**WRITTEN PROBLEM**
Your task is to extract every line from the material below exactly.

**DATA SHOWN**
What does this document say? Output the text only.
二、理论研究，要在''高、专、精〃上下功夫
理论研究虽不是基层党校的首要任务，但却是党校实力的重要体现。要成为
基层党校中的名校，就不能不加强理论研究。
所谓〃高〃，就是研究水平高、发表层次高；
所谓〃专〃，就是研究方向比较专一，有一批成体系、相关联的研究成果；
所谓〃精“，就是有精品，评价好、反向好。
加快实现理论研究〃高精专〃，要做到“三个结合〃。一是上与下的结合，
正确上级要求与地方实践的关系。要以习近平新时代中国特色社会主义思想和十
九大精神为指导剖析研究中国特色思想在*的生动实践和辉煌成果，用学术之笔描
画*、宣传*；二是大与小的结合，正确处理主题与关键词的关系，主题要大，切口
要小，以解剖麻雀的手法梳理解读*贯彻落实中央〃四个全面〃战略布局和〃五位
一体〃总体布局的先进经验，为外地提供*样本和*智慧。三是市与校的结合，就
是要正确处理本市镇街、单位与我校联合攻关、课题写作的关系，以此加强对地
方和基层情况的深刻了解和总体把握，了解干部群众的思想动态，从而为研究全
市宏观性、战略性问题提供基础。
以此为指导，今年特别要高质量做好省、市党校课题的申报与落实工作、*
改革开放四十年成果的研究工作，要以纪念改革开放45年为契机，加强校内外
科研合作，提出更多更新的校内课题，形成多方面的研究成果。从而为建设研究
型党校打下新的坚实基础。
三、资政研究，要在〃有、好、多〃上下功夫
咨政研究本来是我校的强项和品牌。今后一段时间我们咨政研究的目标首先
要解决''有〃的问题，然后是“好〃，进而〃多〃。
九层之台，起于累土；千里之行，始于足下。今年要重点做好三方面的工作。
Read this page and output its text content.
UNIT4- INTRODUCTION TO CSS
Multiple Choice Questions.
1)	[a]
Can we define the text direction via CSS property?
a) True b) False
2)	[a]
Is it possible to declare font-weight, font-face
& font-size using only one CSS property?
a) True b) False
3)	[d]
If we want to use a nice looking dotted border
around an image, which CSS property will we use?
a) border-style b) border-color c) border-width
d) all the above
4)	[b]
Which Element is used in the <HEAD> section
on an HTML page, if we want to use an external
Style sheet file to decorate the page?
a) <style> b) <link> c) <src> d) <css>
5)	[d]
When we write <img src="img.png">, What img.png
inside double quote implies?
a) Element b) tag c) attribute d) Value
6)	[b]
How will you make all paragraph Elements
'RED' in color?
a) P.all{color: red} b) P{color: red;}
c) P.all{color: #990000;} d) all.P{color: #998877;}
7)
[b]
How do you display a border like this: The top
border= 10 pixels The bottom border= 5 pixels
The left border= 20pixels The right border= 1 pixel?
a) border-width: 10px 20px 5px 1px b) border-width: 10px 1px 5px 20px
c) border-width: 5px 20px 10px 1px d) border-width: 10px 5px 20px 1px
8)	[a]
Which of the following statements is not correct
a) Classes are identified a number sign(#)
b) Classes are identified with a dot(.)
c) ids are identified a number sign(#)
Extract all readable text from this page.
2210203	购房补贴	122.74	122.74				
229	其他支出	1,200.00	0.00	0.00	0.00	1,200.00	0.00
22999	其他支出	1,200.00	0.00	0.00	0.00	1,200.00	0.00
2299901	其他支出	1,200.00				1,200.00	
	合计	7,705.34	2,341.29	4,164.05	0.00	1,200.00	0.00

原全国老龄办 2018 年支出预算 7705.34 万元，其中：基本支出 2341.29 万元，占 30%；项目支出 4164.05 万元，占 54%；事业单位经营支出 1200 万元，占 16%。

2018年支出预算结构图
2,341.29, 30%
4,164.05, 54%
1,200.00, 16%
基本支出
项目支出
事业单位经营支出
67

**WRITTEN REPLY**
What does this document say? Output the text only.
二、理论研究，要在''高、专、精〃上下功夫
理论研究虽不是基层党校的首要任务，但却是党校实力的重要体现。要成为
基层党校中的名校，就不能不加强理论研究。
所谓〃高〃，就是研究水平高、发表层次高；
所谓〃专〃，就是研究方向比较专一，有一批成体系、相关联的研究成果；
所谓〃精“，就是有精品，评价好、反向好。
加快实现理论研究〃高精专〃，要做到“三个结合〃。一是上与下的结合，
正确上级要求与地方实践的关系。要以习近平新时代中国特色社会主义思想和十
九大精神为指导剖析研究中国特色思想在*的生动实践和辉煌成果，用学术之笔描
画*、宣传*；二是大与小的结合，正确处理主题与关键词的关系，主题要大，切口
要小，以解剖麻雀的手法梳理解读*贯彻落实中央〃四个全面〃战略布局和〃五位
一体〃总体布局的先进经验，为外地提供*样本和*智慧。三是市与校的结合，就
是要正确处理本市镇街、单位与我校联合攻关、课题写作的关系，以此加强对地
方和基层情况的深刻了解和总体把握，了解干部群众的思想动态，从而为研究全
市宏观性、战略性问题提供基础。
以此为指导，今年特别要高质量做好省、市党校课题的申报与落实工作、*
改革开放四十年成果的研究工作，要以纪念改革开放45年为契机，加强校内外
科研合作，提出更多更新的校内课题，形成多方面的研究成果。从而为建设研究
型党校打下新的坚实基础。
三、资政研究，要在〃有、好、多〃上下功夫
咨政研究本来是我校的强项和品牌。今后一段时间我们咨政研究的目标首先
要解决''有〃的问题，然后是“好〃，进而〃多〃。
九层之台，起于累土；千里之行，始于足下。今年要重点做好三方面的工作。
Read this page and output its text content.
UNIT4- INTRODUCTION TO CSS
Multiple Choice Questions.
1)	[a]
Can we define the text direction via CSS property?
a) True b) False
2)	[a]
Is it possible to declare font-weight, font-face
& font-size using only one CSS property?
a) True b) False
3)	[d]
If we want to use a nice looking dotted border
around an image, which CSS property will we use?
a) border-style b) border-color c) border-width
d) all the above
4)	[b]
Which Element is used in the <HEAD> section
on an HTML page, if we want to use an external
Style sheet file to decorate the page?
a) <style> b) <link> c) <src> d) <css>
5)	[d]
When we write <img src="img.png">, What img.png
inside double quote implies?
a) Element b) tag c) attribute d) Value
6)	[b]
How will you make all paragraph Elements
'RED' in color?
a) P.all{color: red} b) P{color: red;}
c) P.all{color: #990000;} d) all.P{color: #998877;}
7)
[b]
How do you display a border like this: The top
border= 10 pixels The bottom border= 5 pixels
The left border= 20pixels The right border= 1 pixel?
a) border-width: 10px 20px 5px 1px b) border-width: 10px 1px 5px 20px
c) border-width: 5px 20px 10px 1px d) border-width: 10px 5px 20px 1px
8)	[a]
Which of the following statements is not correct
a) Classes are identified a number sign(#)
b) Classes are identified with a dot(.)
c) ids are identified a number sign(#)
Extract all readable text from this page.
2210203	购房补贴	122.74	122.74				
229	其他支出	1,200.00	0.00	0.00	0.00	1,200.00	0.00
22999	其他支出	1,200.00	0.00	0.00	0.00	1,200.00	0.00
2299901	其他支出	1,200.00				1,200.00	
	合计	7,705.34	2,341.29	4,164.05	0.00	1,200.00	0.00

原全国老龄办 2018 年支出预算 7705.34 万元，其中：基本支出 2341.29 万元，占 30%；项目支出 4164.05 万元，占 54%；事业单位经营支出 1200 万元，占 16%。

2018年支出预算结构图
2,341.29, 30%
4,164.05, 54%
1,200.00, 16%
基本支出
项目支出
事业单位经营支出
67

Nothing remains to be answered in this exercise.